◆ **Task brief**
Make an exact copy of each entry, leaving out every picture.

[START OF Provided data]

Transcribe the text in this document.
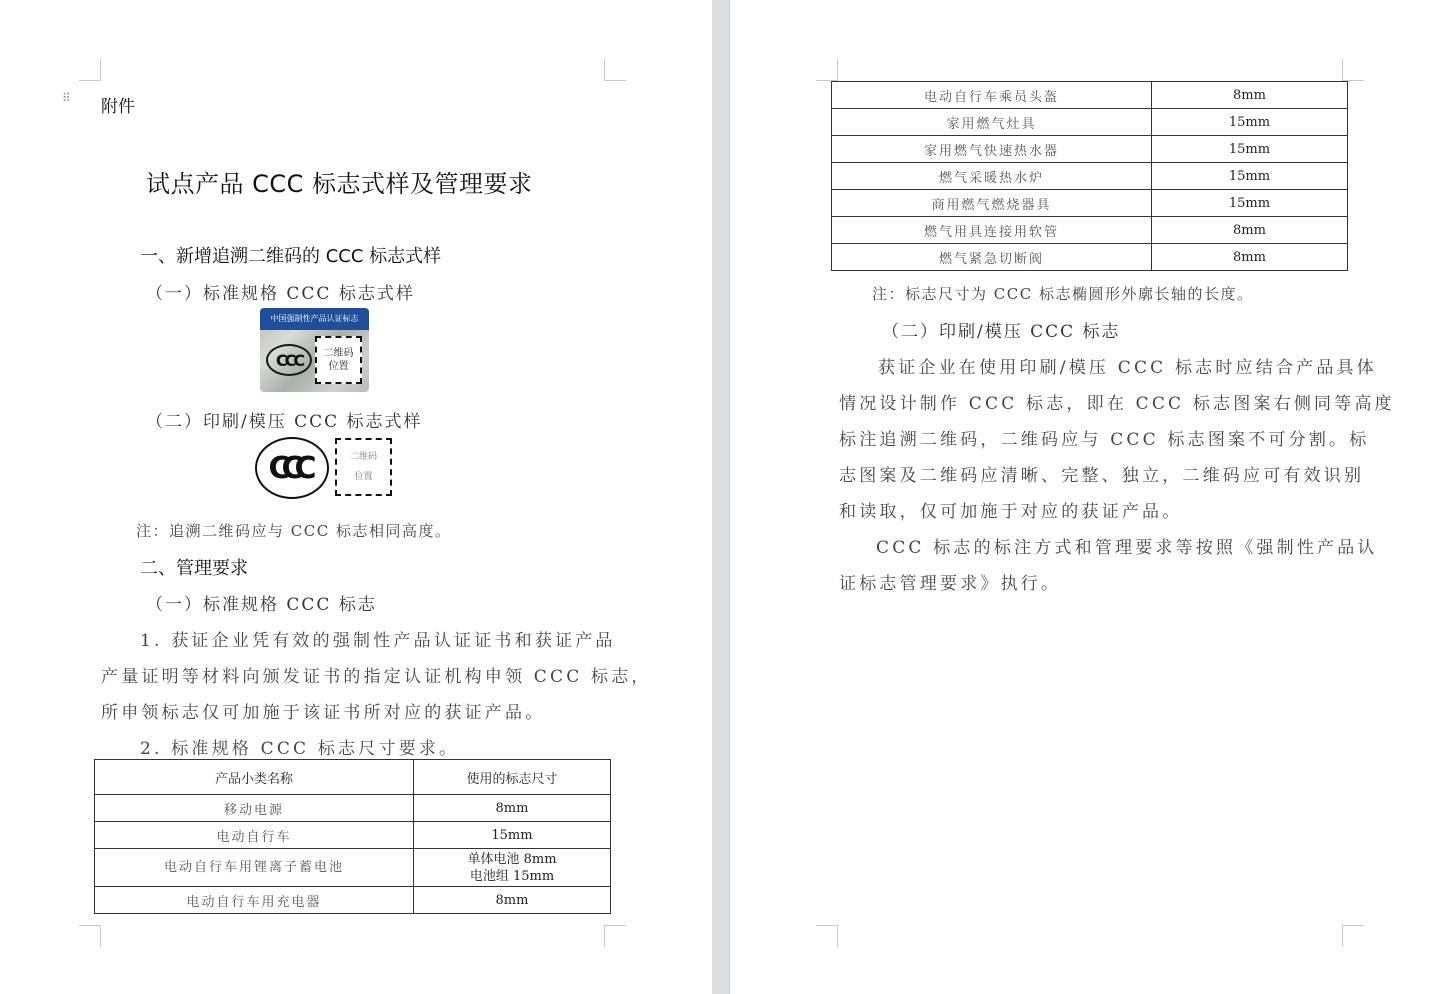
⠿ 附件
试点产品 CCC 标志式样及管理要求
一、新增追溯二维码的 CCC 标志式样
（一）标准规格 CCC 标志式样
中国强制性产品认证标志
CCC 二维码
位置
（二）印刷/模压 CCC 标志式样
CCC	二维码
位置
注：追溯二维码应与 CCC 标志相同高度。
二、管理要求
（一）标准规格 CCC 标志
1. 获证企业凭有效的强制性产品认证证书和获证产品
产量证明等材料向颁发证书的指定认证机构申领 CCC 标志，
所申领标志仅可加施于该证书所对应的获证产品。
2. 标准规格 CCC 标志尺寸要求。
产品小类名称	使用的标志尺寸
移动电源	8mm
电动自行车	15mm
电动自行车用锂离子蓄电池	单体电池 8mm
电池组 15mm

电动自行车用充电器	8mm
电动自行车乘员头盔	8mm
家用燃气灶具	15mm
家用燃气快速热水器	15mm
燃气采暖热水炉	15mm
商用燃气燃烧器具	15mm
燃气用具连接用软管	8mm
燃气紧急切断阀	8mm
注：标志尺寸为 CCC 标志椭圆形外廓长轴的长度。
（二）印刷/模压 CCC 标志
获证企业在使用印刷/模压 CCC 标志时应结合产品具体
情况设计制作 CCC 标志，即在 CCC 标志图案右侧同等高度
标注追溯二维码，二维码应与 CCC 标志图案不可分割。标
志图案及二维码应清晰、完整、独立，二维码应可有效识别
和读取，仅可加施于对应的获证产品。
CCC 标志的标注方式和管理要求等按照《强制性产品认
证标志管理要求》执行。
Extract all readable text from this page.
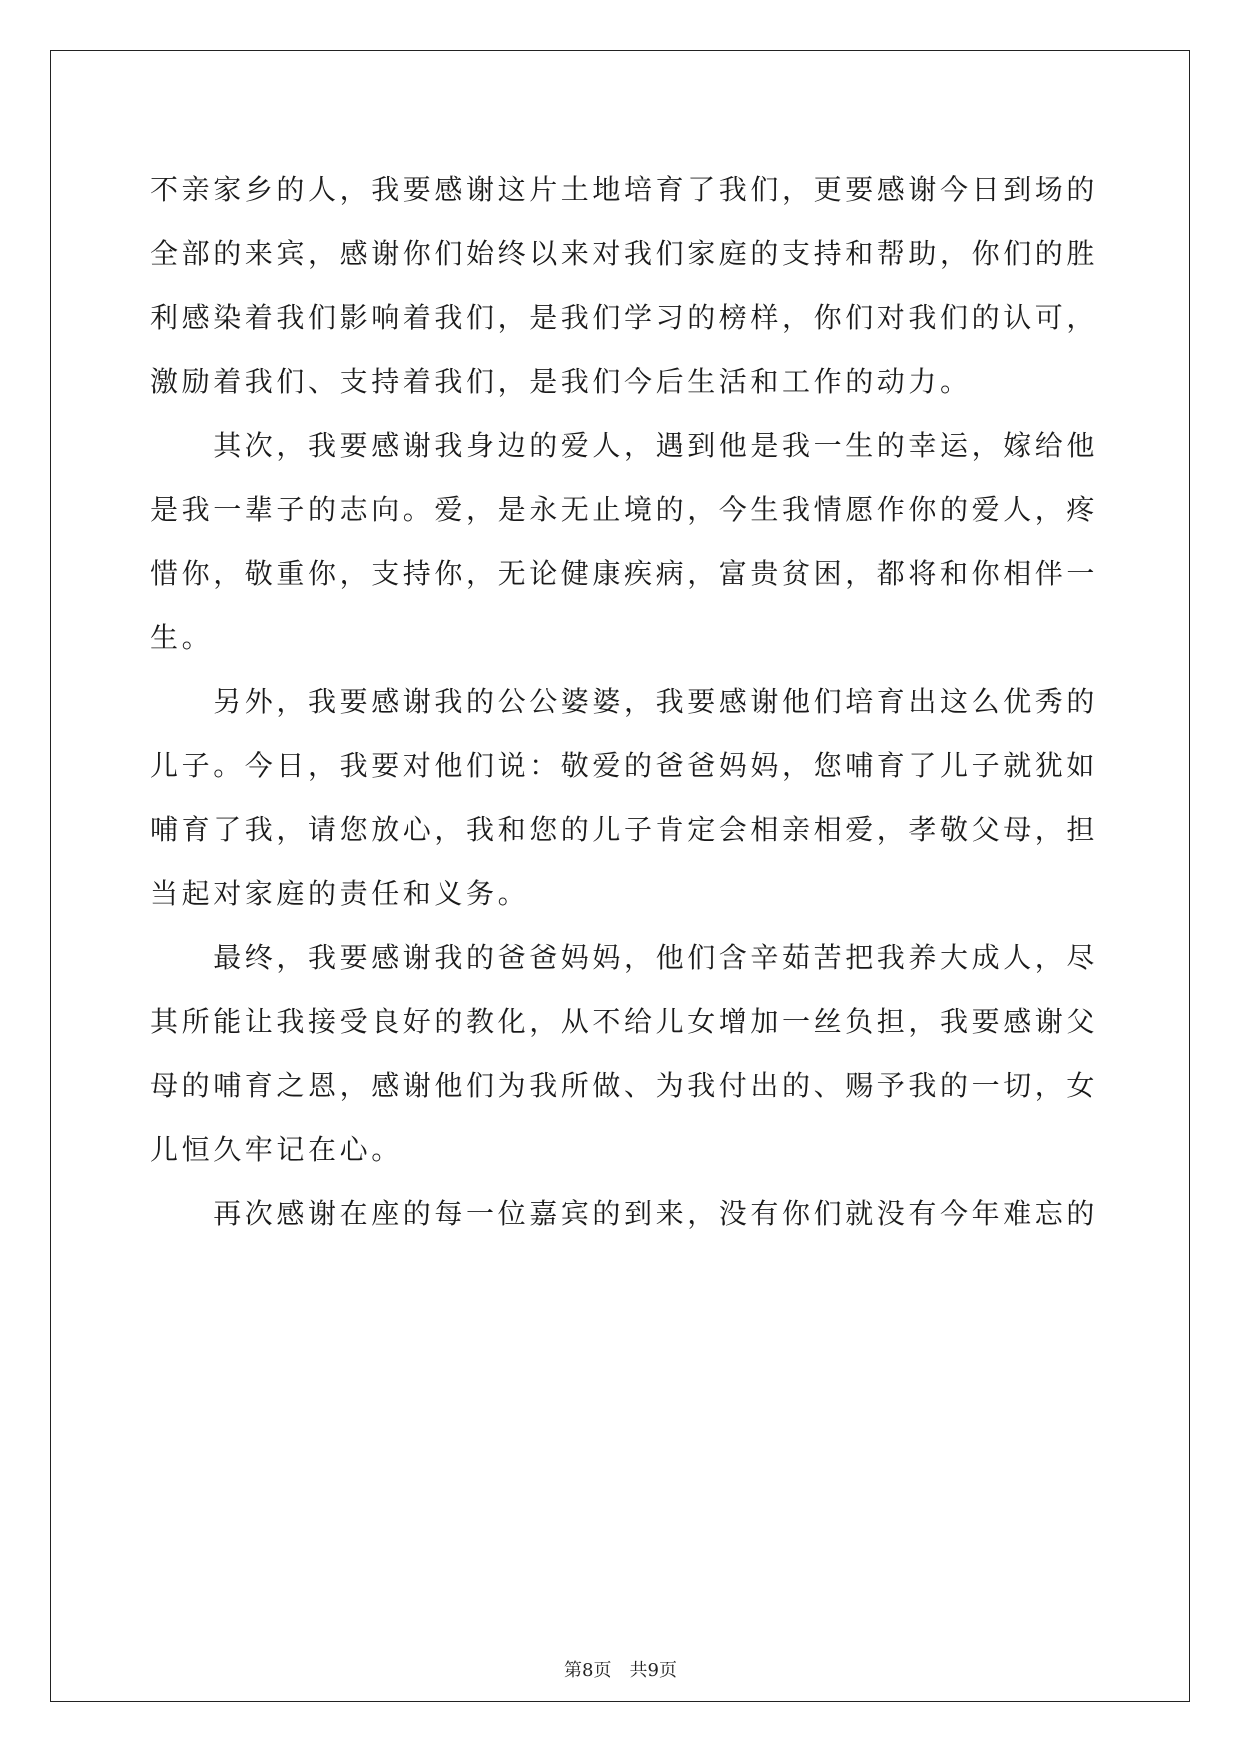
不亲家乡的人，我要感谢这片土地培育了我们，更要感谢今日到场的
全部的来宾，感谢你们始终以来对我们家庭的支持和帮助，你们的胜
利感染着我们影响着我们，是我们学习的榜样，你们对我们的认可，
激励着我们、支持着我们，是我们今后生活和工作的动力。
　　其次，我要感谢我身边的爱人，遇到他是我一生的幸运，嫁给他
是我一辈子的志向。爱，是永无止境的，今生我情愿作你的爱人，疼
惜你，敬重你，支持你，无论健康疾病，富贵贫困，都将和你相伴一
生。
　　另外，我要感谢我的公公婆婆，我要感谢他们培育出这么优秀的
儿子。今日，我要对他们说：敬爱的爸爸妈妈，您哺育了儿子就犹如
哺育了我，请您放心，我和您的儿子肯定会相亲相爱，孝敬父母，担
当起对家庭的责任和义务。
　　最终，我要感谢我的爸爸妈妈，他们含辛茹苦把我养大成人，尽
其所能让我接受良好的教化，从不给儿女增加一丝负担，我要感谢父
母的哺育之恩，感谢他们为我所做、为我付出的、赐予我的一切，女
儿恒久牢记在心。
　　再次感谢在座的每一位嘉宾的到来，没有你们就没有今年难忘的
第8页　共9页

[END OF Provided data]

◆ **Solution**
Transcribe the text in this document.
⠿ 附件
试点产品 CCC 标志式样及管理要求
一、新增追溯二维码的 CCC 标志式样
（一）标准规格 CCC 标志式样
中国强制性产品认证标志
CCC 二维码
位置
（二）印刷/模压 CCC 标志式样
CCC	二维码
位置
注：追溯二维码应与 CCC 标志相同高度。
二、管理要求
（一）标准规格 CCC 标志
1. 获证企业凭有效的强制性产品认证证书和获证产品
产量证明等材料向颁发证书的指定认证机构申领 CCC 标志，
所申领标志仅可加施于该证书所对应的获证产品。
2. 标准规格 CCC 标志尺寸要求。
产品小类名称	使用的标志尺寸
移动电源	8mm
电动自行车	15mm
电动自行车用锂离子蓄电池	单体电池 8mm
电池组 15mm

电动自行车用充电器	8mm
电动自行车乘员头盔	8mm
家用燃气灶具	15mm
家用燃气快速热水器	15mm
燃气采暖热水炉	15mm
商用燃气燃烧器具	15mm
燃气用具连接用软管	8mm
燃气紧急切断阀	8mm
注：标志尺寸为 CCC 标志椭圆形外廓长轴的长度。
（二）印刷/模压 CCC 标志
获证企业在使用印刷/模压 CCC 标志时应结合产品具体
情况设计制作 CCC 标志，即在 CCC 标志图案右侧同等高度
标注追溯二维码，二维码应与 CCC 标志图案不可分割。标
志图案及二维码应清晰、完整、独立，二维码应可有效识别
和读取，仅可加施于对应的获证产品。
CCC 标志的标注方式和管理要求等按照《强制性产品认
证标志管理要求》执行。
Extract all readable text from this page.
不亲家乡的人，我要感谢这片土地培育了我们，更要感谢今日到场的
全部的来宾，感谢你们始终以来对我们家庭的支持和帮助，你们的胜
利感染着我们影响着我们，是我们学习的榜样，你们对我们的认可，
激励着我们、支持着我们，是我们今后生活和工作的动力。
　　其次，我要感谢我身边的爱人，遇到他是我一生的幸运，嫁给他
是我一辈子的志向。爱，是永无止境的，今生我情愿作你的爱人，疼
惜你，敬重你，支持你，无论健康疾病，富贵贫困，都将和你相伴一
生。
　　另外，我要感谢我的公公婆婆，我要感谢他们培育出这么优秀的
儿子。今日，我要对他们说：敬爱的爸爸妈妈，您哺育了儿子就犹如
哺育了我，请您放心，我和您的儿子肯定会相亲相爱，孝敬父母，担
当起对家庭的责任和义务。
　　最终，我要感谢我的爸爸妈妈，他们含辛茹苦把我养大成人，尽
其所能让我接受良好的教化，从不给儿女增加一丝负担，我要感谢父
母的哺育之恩，感谢他们为我所做、为我付出的、赐予我的一切，女
儿恒久牢记在心。
　　再次感谢在座的每一位嘉宾的到来，没有你们就没有今年难忘的
第8页　共9页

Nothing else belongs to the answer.